* _What is expected_
Print the records again, character for character.

▶

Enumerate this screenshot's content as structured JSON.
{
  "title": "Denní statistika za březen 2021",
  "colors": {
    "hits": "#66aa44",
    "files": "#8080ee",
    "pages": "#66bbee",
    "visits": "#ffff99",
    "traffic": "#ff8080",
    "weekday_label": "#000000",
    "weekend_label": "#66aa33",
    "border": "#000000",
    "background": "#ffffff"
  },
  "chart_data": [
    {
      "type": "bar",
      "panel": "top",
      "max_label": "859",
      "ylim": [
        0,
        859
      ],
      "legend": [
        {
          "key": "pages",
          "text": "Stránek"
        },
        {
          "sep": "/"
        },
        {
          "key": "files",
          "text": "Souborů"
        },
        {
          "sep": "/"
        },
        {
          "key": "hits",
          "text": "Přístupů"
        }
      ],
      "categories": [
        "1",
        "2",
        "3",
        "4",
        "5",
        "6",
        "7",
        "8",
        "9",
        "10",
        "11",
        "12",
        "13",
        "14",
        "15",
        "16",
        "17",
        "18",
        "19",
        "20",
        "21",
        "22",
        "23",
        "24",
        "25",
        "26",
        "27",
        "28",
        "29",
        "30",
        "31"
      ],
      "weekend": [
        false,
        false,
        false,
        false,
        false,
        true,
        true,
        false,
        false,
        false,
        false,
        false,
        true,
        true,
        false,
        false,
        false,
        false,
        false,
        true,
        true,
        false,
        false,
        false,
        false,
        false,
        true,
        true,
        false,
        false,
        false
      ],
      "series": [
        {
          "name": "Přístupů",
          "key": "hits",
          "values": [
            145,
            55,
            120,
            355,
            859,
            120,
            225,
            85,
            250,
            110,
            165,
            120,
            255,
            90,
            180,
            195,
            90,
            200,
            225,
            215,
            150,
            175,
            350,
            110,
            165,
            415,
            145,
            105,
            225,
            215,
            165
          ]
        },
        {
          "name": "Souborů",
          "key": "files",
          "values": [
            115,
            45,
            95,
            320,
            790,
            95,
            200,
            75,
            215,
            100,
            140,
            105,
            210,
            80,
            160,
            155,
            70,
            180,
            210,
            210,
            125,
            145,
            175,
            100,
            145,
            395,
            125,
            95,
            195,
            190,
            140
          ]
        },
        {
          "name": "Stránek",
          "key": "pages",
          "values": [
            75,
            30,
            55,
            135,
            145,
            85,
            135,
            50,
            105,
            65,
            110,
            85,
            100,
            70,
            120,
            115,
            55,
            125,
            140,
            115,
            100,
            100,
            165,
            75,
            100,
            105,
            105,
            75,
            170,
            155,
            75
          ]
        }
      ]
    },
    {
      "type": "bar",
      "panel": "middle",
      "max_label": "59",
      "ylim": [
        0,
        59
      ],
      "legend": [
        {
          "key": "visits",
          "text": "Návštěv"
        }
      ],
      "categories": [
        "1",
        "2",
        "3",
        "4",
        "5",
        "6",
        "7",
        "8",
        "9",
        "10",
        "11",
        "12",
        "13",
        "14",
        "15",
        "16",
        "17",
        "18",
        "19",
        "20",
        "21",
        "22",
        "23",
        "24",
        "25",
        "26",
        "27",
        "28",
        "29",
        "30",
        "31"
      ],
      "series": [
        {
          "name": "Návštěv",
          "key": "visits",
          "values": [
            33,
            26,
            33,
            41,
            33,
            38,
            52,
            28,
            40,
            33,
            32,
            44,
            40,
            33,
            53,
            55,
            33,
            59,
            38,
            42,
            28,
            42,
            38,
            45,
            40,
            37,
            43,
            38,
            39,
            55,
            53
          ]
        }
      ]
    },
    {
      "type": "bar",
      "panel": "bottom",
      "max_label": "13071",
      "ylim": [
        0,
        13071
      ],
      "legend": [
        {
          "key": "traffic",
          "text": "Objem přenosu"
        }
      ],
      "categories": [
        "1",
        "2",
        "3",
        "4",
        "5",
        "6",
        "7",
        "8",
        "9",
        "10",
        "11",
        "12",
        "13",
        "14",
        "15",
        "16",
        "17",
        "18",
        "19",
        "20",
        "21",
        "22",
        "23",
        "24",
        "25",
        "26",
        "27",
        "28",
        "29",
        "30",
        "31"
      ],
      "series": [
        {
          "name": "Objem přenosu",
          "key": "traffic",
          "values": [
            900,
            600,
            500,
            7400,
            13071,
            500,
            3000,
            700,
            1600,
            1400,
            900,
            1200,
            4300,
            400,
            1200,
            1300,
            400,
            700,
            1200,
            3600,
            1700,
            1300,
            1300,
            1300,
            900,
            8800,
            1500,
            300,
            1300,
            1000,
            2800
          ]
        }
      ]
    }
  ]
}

◀

* _Full solution_
Enumerate this screenshot's content as structured JSON.
{
  "title": "Denní statistika za březen 2021",
  "colors": {
    "hits": "#66aa44",
    "files": "#8080ee",
    "pages": "#66bbee",
    "visits": "#ffff99",
    "traffic": "#ff8080",
    "weekday_label": "#000000",
    "weekend_label": "#66aa33",
    "border": "#000000",
    "background": "#ffffff"
  },
  "chart_data": [
    {
      "type": "bar",
      "panel": "top",
      "max_label": "859",
      "ylim": [
        0,
        859
      ],
      "legend": [
        {
          "key": "pages",
          "text": "Stránek"
        },
        {
          "sep": "/"
        },
        {
          "key": "files",
          "text": "Souborů"
        },
        {
          "sep": "/"
        },
        {
          "key": "hits",
          "text": "Přístupů"
        }
      ],
      "categories": [
        "1",
        "2",
        "3",
        "4",
        "5",
        "6",
        "7",
        "8",
        "9",
        "10",
        "11",
        "12",
        "13",
        "14",
        "15",
        "16",
        "17",
        "18",
        "19",
        "20",
        "21",
        "22",
        "23",
        "24",
        "25",
        "26",
        "27",
        "28",
        "29",
        "30",
        "31"
      ],
      "weekend": [
        false,
        false,
        false,
        false,
        false,
        true,
        true,
        false,
        false,
        false,
        false,
        false,
        true,
        true,
        false,
        false,
        false,
        false,
        false,
        true,
        true,
        false,
        false,
        false,
        false,
        false,
        true,
        true,
        false,
        false,
        false
      ],
      "series": [
        {
          "name": "Přístupů",
          "key": "hits",
          "values": [
            145,
            55,
            120,
            355,
            859,
            120,
            225,
            85,
            250,
            110,
            165,
            120,
            255,
            90,
            180,
            195,
            90,
            200,
            225,
            215,
            150,
            175,
            350,
            110,
            165,
            415,
            145,
            105,
            225,
            215,
            165
          ]
        },
        {
          "name": "Souborů",
          "key": "files",
          "values": [
            115,
            45,
            95,
            320,
            790,
            95,
            200,
            75,
            215,
            100,
            140,
            105,
            210,
            80,
            160,
            155,
            70,
            180,
            210,
            210,
            125,
            145,
            175,
            100,
            145,
            395,
            125,
            95,
            195,
            190,
            140
          ]
        },
        {
          "name": "Stránek",
          "key": "pages",
          "values": [
            75,
            30,
            55,
            135,
            145,
            85,
            135,
            50,
            105,
            65,
            110,
            85,
            100,
            70,
            120,
            115,
            55,
            125,
            140,
            115,
            100,
            100,
            165,
            75,
            100,
            105,
            105,
            75,
            170,
            155,
            75
          ]
        }
      ]
    },
    {
      "type": "bar",
      "panel": "middle",
      "max_label": "59",
      "ylim": [
        0,
        59
      ],
      "legend": [
        {
          "key": "visits",
          "text": "Návštěv"
        }
      ],
      "categories": [
        "1",
        "2",
        "3",
        "4",
        "5",
        "6",
        "7",
        "8",
        "9",
        "10",
        "11",
        "12",
        "13",
        "14",
        "15",
        "16",
        "17",
        "18",
        "19",
        "20",
        "21",
        "22",
        "23",
        "24",
        "25",
        "26",
        "27",
        "28",
        "29",
        "30",
        "31"
      ],
      "series": [
        {
          "name": "Návštěv",
          "key": "visits",
          "values": [
            33,
            26,
            33,
            41,
            33,
            38,
            52,
            28,
            40,
            33,
            32,
            44,
            40,
            33,
            53,
            55,
            33,
            59,
            38,
            42,
            28,
            42,
            38,
            45,
            40,
            37,
            43,
            38,
            39,
            55,
            53
          ]
        }
      ]
    },
    {
      "type": "bar",
      "panel": "bottom",
      "max_label": "13071",
      "ylim": [
        0,
        13071
      ],
      "legend": [
        {
          "key": "traffic",
          "text": "Objem přenosu"
        }
      ],
      "categories": [
        "1",
        "2",
        "3",
        "4",
        "5",
        "6",
        "7",
        "8",
        "9",
        "10",
        "11",
        "12",
        "13",
        "14",
        "15",
        "16",
        "17",
        "18",
        "19",
        "20",
        "21",
        "22",
        "23",
        "24",
        "25",
        "26",
        "27",
        "28",
        "29",
        "30",
        "31"
      ],
      "series": [
        {
          "name": "Objem přenosu",
          "key": "traffic",
          "values": [
            900,
            600,
            500,
            7400,
            13071,
            500,
            3000,
            700,
            1600,
            1400,
            900,
            1200,
            4300,
            400,
            1200,
            1300,
            400,
            700,
            1200,
            3600,
            1700,
            1300,
            1300,
            1300,
            900,
            8800,
            1500,
            300,
            1300,
            1000,
            2800
          ]
        }
      ]
    }
  ]
}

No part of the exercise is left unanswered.